El engaño por supuesto, no resultaría completo sin la última frase de estos cuentos: “fueron felices y comieron perdices”. Con ella nos empujan a suponer que los treinta o cuarenta años que le suceden al término de estas historias, pueden sintetizarse en una oración compacta que roza lo elemental. Nada nos advirtieron entonces, sobre las posteriores discusiones entabladas con el príncipe por sus consuetudinarias noches de parranda, o los desacuerdos existentes entre ambos por la educación y crianza de los siete enanitos.

Evidentemente, los problemas comenzaron a aflorar cuando en el mundo REAL las mujeres tomamos conciencia de que nuestros aspirantes a la corona, distaban mucho de aquellas imágenes de seres perfectos que habíamos venido concibiendo a lo largo de los años. Como bien lo expone el talentoso cantautor catalán Joan Manuel Serrat, en una de sus más brillantes composiciones y en un esforzado intento quizás, por erradicar de nuestros cerebros estos enquistados paradigmas. Bien parece que tarde o temprano… ¡Su Alteza acabará mutando sus atractivas formas!

Extracto de “La Rana y el Príncipe” (Disco: Bienaventurados)

Pero salió rana la rana
y Su Alteza en rana
se convirtió.

Con el agua a la altura de la nariz
descubrió horrorizado que para una vez
que ocurren esas cosas, funcionó al revés;
y desde entonces sólo hace que brincar y brincar.

Es difícil su reinserción social.
No se adapta a la vida de los batracios
y la servidumbre, como es natural,
no le permite la entrada en palacio.

Y en el jardín frondoso
de sus papás,
hoy hay un príncipe menos
y una rana más.

¿Efectos de la “caja boba” o falta de interés?

Personalmente creo, que una de las grandes precursoras de esta cruel metamorfosis ha sido sin lugar a dudas la célebre y afamada “caja boba”, que combinada con una buena dosis de deporte ha venido causando estragos en las relaciones con nuestros —a estas alturas— decolorados consortes. Y qué mejor que recurrir a un ejemplo del diario vivir (que por cierto, mantiene intacta su esencia a lo largo de la historia), para poder demostrarlo.

Ubiquémonos por decir algo, en el Medioevo de la civilización Occidental. Es bien sabido que en aquella época, las doncellas medievales debían resignarse a que sus amados asistieran a ciertos espectáculos públicos causantes de las pasiones más desenfrenadas, como lo eran las luchas de gladiadores de la época. Luego el tiempo transcurrió, pero nosotras, las doncellas modernas, seguimos resignándonos a realidades similares.

Así es que hoy en día, podemos verlos amontonados junto a otros ejemplares de su misma especie, aferrados —cual parásitos— a las pantallas de E.S.P.N. o Fox Sports, entonados con la primer ronda de cerveza y siguiendo con la mirada cautiva el trayecto ambivalente de un balón, mientras veintidós minúsculas figuritas que parecen extraídas de algún videojuego, corren dramáticamente tras éste, dejando halos de sudor y lágrimas en el camino. Nos referimos —como no podía ser de otra manera— al apasionante mundo del FÚTBOL y sus repercusiones asociadas.

::::

• **Detalles del ejercicio**
Extrae del texto sobre los cuentos de príncipes el pasaje que va de "Con el agua" a "entrada en palacio.", sin cambiar nada. Responde apoyándote solo en el texto.

::::

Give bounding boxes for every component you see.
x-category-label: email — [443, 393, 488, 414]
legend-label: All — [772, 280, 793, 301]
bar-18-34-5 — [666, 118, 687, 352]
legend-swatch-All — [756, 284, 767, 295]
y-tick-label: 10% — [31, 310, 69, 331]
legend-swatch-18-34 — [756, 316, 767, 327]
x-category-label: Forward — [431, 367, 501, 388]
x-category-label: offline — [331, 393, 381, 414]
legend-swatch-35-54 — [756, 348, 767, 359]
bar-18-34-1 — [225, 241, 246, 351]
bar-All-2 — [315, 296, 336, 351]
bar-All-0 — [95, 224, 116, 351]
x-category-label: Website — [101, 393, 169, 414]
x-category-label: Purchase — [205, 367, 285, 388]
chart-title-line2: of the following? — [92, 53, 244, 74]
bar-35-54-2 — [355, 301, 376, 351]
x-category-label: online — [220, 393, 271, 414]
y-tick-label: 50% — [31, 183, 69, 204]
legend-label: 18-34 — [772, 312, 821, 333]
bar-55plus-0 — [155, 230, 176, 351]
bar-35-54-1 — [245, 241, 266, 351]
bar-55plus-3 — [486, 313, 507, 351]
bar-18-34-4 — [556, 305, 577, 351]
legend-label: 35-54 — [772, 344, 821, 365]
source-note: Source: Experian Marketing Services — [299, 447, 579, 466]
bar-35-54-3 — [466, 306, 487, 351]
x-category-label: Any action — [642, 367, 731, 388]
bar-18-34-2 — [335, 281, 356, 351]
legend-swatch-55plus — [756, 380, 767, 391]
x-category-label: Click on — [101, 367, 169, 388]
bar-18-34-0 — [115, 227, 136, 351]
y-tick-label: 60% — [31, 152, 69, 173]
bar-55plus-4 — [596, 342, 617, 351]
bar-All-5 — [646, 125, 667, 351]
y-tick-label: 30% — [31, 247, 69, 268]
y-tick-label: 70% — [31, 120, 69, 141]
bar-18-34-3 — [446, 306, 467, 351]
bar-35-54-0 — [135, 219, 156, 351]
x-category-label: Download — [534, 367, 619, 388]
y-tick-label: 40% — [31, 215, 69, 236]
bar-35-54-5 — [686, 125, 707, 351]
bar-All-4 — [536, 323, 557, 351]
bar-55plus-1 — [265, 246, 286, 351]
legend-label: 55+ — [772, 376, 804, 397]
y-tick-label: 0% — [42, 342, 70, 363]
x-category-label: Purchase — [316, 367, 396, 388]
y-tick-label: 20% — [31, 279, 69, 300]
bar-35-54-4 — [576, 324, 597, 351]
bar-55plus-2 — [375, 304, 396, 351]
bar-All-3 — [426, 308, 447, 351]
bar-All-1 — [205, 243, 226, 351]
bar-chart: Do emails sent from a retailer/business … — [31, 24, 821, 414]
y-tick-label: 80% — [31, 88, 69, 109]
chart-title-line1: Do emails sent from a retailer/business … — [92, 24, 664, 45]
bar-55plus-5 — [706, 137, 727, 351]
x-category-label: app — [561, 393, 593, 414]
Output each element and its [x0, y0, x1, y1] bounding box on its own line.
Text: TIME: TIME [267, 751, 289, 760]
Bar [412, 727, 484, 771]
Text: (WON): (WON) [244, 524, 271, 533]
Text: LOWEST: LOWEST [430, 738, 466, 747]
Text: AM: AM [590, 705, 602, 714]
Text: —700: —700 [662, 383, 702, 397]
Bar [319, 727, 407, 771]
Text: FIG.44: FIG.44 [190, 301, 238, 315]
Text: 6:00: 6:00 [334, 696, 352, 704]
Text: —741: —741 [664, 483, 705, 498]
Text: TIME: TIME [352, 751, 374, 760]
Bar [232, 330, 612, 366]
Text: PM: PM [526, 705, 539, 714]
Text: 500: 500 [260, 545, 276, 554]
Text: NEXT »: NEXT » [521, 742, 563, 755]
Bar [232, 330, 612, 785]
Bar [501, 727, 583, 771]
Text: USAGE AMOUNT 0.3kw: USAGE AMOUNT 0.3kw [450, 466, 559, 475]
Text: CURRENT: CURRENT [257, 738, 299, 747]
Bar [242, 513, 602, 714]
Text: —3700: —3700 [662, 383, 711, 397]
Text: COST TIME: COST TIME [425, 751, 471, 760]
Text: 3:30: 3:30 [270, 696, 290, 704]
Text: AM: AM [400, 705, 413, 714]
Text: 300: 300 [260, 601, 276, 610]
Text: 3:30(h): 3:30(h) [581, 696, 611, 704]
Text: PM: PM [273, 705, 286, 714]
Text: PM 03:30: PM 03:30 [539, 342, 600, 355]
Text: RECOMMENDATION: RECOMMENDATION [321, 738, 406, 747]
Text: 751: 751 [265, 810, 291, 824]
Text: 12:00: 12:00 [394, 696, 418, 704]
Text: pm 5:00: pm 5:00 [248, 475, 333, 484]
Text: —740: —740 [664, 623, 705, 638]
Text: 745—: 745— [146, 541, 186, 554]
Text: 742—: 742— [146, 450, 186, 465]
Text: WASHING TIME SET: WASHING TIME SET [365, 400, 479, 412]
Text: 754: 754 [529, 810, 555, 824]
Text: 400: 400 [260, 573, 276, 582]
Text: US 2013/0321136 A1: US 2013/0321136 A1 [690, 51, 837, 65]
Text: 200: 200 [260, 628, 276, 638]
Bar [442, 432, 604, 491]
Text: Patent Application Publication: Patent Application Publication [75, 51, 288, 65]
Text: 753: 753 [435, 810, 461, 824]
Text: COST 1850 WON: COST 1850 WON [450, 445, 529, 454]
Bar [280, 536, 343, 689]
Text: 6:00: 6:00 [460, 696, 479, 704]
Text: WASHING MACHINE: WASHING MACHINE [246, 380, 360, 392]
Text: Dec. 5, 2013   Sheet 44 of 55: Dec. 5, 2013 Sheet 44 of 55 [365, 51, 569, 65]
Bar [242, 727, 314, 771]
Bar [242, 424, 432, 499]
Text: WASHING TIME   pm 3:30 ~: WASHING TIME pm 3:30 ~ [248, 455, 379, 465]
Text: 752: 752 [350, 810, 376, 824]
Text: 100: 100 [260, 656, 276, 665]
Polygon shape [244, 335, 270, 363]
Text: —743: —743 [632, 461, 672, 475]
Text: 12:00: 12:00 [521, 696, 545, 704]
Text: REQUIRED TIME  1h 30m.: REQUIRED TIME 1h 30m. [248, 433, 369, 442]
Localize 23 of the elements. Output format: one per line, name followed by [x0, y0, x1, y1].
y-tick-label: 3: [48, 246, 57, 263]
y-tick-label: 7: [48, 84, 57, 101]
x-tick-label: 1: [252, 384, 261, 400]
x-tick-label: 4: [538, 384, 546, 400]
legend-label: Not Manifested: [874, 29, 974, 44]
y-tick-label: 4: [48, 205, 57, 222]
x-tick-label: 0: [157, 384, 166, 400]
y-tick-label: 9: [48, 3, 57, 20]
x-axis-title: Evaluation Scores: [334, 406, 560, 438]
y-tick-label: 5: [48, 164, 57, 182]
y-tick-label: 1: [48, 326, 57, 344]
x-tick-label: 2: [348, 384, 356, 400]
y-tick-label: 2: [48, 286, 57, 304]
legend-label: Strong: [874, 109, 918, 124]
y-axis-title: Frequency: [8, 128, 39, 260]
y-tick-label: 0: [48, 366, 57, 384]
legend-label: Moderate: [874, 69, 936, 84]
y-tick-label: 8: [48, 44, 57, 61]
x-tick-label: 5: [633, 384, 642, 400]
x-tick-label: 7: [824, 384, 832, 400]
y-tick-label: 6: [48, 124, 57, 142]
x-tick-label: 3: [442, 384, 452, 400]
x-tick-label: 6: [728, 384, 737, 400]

::::

• **Casilla de respuesta**
Con el agua a la altura de la nariz
descubrió horrorizado que para una vez
que ocurren esas cosas, funcionó al revés;
y desde entonces sólo hace que brincar y brincar.

Es difícil su reinserción social.
No se adapta a la vida de los batracios
y la servidumbre, como es natural,
no le permite la entrada en palacio.